● WHAT TO PRODUCE
With the images removed, repeat the data below exactly.

++++ GIVEN RECORDS

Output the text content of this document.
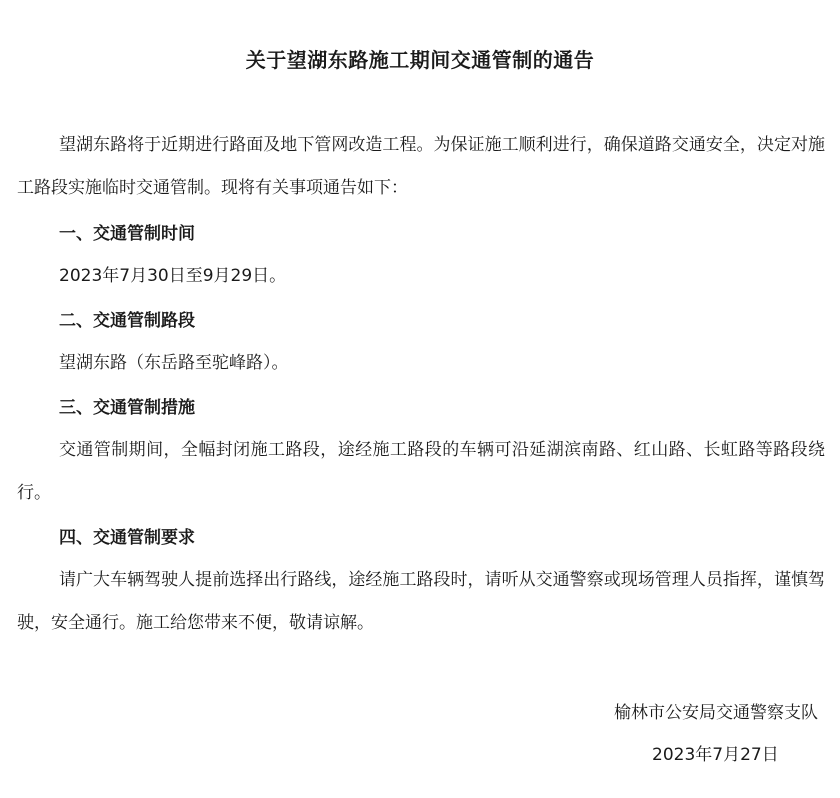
关于望湖东路施工期间交通管制的通告
望湖东路将于近期进行路面及地下管网改造工程。为保证施工顺利进行，确保道路交通安全，决定对施工路段实施临时交通管制。现将有关事项通告如下：
一、交通管制时间
2023年7月30日至9月29日。
二、交通管制路段
望湖东路（东岳路至驼峰路）。
三、交通管制措施
交通管制期间，全幅封闭施工路段，途经施工路段的车辆可沿延湖滨南路、红山路、长虹路等路段绕行。
四、交通管制要求
请广大车辆驾驶人提前选择出行路线，途经施工路段时，请听从交通警察或现场管理人员指挥，谨慎驾驶，安全通行。施工给您带来不便，敬请谅解。
榆林市公安局交通警察支队
2023年7月27日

++++++++

● ANSWER TO THIS EXERCISE
Output the text content of this document.
关于望湖东路施工期间交通管制的通告
望湖东路将于近期进行路面及地下管网改造工程。为保证施工顺利进行，确保道路交通安全，决定对施工路段实施临时交通管制。现将有关事项通告如下：
一、交通管制时间
2023年7月30日至9月29日。
二、交通管制路段
望湖东路（东岳路至驼峰路）。
三、交通管制措施
交通管制期间，全幅封闭施工路段，途经施工路段的车辆可沿延湖滨南路、红山路、长虹路等路段绕行。
四、交通管制要求
请广大车辆驾驶人提前选择出行路线，途经施工路段时，请听从交通警察或现场管理人员指挥，谨慎驾驶，安全通行。施工给您带来不便，敬请谅解。
榆林市公安局交通警察支队
2023年7月27日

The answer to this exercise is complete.